Work item A>
In the forum thread below, quote the passage starting with "None of that" and going on through "FB posts now.".
Work item B>
Condense the paragraph of the forum thread that begins "I’m FB friends with someone I went to school with" into a shorter version that keeps its main facts.
::: Document excerpt :::
Why cant both be true? its not either/or

I've supported many of my friends through difficult times, sat with them during bereavements, supported them after divorce, helped them get through cancer treatments etc

None of that means I am not allowed to praise my DH for being an amazing partner, because he is.

I am not going to pretend not to be happy just because some other people might be jealous - thats not my emotional responsibility to deal with, its 100% theirs.

Squeakeee · 22/03/2026 20:00

StripyGirl · 22/03/2026 19:45

I’m FB friends with someone I went to school with. Every day was a different post about how amazing her husband was. She had some health issues and there were lots of posts about how he was her rock and how lucky she was to have him get her through it.

Then she had an affair, he left and their 2 kids chose to go with their dad. She is now single and he seems settled in a new relationship. Not so many smug FB posts now.

I find those who feel the need to share how amazing their relationships are, are usually the ones with the least amazing relationships and therefore don’t pay them any attention.

I find those who feel the need to share how amazing their relationships are, are usually the ones with the least amazing relationships and therefore don’t pay them any attention.

Would you say the same for someone talking about how amazing their kids are?

LittleMyLabyrinth · 22/03/2026 20:03

I can certainly see finding the phrasing a bit twee it's not your business how people express appreciation. For all you know it's a front and their relationship is miserable. Focus on you.

Cakewon · 22/03/2026 20:04

Rock isn’t a phrase I would use. Safe place/best friend etc, yes. I believe I am capable of standing on my own two feet. I think it’s personal choice and maybe it says more about what that person was looking for when they started that relationship. Each to your own!
::: Data extracts :::
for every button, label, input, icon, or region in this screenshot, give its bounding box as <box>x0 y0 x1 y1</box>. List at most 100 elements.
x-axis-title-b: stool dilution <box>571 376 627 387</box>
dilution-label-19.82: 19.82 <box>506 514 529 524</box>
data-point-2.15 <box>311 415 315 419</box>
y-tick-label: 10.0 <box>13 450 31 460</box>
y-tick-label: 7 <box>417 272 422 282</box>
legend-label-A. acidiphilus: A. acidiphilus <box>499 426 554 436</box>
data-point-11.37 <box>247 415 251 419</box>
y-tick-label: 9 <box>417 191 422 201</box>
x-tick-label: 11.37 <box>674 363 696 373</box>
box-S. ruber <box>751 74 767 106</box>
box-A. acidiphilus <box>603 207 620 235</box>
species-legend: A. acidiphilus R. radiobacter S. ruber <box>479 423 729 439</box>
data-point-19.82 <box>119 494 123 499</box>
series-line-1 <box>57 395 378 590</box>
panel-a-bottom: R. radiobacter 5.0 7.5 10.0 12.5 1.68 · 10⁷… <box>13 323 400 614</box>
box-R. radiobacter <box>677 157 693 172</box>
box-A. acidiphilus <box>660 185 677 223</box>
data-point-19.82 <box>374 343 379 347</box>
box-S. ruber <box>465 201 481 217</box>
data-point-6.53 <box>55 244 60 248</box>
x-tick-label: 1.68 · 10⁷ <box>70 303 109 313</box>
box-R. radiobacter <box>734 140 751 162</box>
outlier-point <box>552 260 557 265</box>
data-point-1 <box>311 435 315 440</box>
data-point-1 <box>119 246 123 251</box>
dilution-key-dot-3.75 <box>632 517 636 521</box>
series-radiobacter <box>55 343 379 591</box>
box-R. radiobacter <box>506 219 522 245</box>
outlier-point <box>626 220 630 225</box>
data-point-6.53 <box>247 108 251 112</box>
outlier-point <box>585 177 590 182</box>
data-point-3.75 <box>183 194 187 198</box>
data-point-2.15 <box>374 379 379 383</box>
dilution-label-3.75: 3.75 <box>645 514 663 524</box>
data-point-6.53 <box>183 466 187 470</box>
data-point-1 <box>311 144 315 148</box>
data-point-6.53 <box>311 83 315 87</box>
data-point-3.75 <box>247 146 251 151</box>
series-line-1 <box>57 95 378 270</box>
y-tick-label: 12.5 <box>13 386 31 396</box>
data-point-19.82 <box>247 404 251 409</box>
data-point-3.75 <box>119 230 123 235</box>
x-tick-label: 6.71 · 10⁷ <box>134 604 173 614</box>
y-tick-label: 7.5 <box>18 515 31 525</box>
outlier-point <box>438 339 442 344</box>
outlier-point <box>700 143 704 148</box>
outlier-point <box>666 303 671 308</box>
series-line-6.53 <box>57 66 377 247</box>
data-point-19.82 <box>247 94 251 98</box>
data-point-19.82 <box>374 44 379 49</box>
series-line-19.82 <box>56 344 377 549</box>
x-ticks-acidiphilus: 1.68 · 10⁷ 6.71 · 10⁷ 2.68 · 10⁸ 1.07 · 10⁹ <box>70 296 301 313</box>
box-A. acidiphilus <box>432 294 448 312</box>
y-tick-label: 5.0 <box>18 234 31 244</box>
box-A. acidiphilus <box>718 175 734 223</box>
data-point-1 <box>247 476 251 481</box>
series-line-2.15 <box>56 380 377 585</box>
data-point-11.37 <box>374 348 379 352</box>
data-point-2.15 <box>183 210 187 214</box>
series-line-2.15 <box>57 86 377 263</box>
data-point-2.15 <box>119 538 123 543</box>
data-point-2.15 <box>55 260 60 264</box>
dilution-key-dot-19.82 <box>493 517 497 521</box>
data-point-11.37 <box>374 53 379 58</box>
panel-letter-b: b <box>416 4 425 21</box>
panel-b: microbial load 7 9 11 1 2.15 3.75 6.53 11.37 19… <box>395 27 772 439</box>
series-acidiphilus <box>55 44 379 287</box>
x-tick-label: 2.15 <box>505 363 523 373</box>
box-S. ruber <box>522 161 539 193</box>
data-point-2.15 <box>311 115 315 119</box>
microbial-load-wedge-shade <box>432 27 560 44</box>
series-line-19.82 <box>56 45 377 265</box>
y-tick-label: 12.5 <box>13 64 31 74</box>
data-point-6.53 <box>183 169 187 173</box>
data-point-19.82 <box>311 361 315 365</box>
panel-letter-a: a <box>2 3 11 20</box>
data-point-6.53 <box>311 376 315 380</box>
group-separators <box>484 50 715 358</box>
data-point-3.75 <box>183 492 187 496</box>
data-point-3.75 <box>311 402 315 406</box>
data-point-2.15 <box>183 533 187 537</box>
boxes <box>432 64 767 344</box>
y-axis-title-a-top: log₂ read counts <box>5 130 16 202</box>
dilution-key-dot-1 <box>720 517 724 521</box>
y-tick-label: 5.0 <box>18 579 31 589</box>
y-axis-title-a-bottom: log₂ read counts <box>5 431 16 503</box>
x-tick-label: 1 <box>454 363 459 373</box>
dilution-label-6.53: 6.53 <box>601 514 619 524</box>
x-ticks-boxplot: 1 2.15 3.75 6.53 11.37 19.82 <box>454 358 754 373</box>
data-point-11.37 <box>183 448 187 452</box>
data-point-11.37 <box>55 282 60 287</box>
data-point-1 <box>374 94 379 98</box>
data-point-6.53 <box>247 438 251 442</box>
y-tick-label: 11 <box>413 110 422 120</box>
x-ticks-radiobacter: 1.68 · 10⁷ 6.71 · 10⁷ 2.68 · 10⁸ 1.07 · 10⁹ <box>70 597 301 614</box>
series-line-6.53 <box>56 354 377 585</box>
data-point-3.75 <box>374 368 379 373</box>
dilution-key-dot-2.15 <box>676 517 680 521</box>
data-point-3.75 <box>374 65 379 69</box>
:::
Expected output A>
None of that means I am not allowed to praise my DH for being an amazing partner, because he is.

I am not going to pretend not to be happy just because some other people might be jealous - thats not my emotional responsibility to deal with, its 100% theirs.

Squeakeee · 22/03/2026 20:00

StripyGirl · 22/03/2026 19:45

I’m FB friends with someone I went to school with. Every day was a different post about how amazing her husband was. She had some health issues and there were lots of posts about how he was her rock and how lucky she was to have him get her through it.

Then she had an affair, he left and their 2 kids chose to go with their dad. She is now single and he seems settled in a new relationship. Not so many smug FB posts now.

Expected output B>
The writer is FB friends with a former schoolmate who posted daily about how amazing her husband was. During her health issues, many of her posts called him her rock and said she was lucky to have him getting her through it.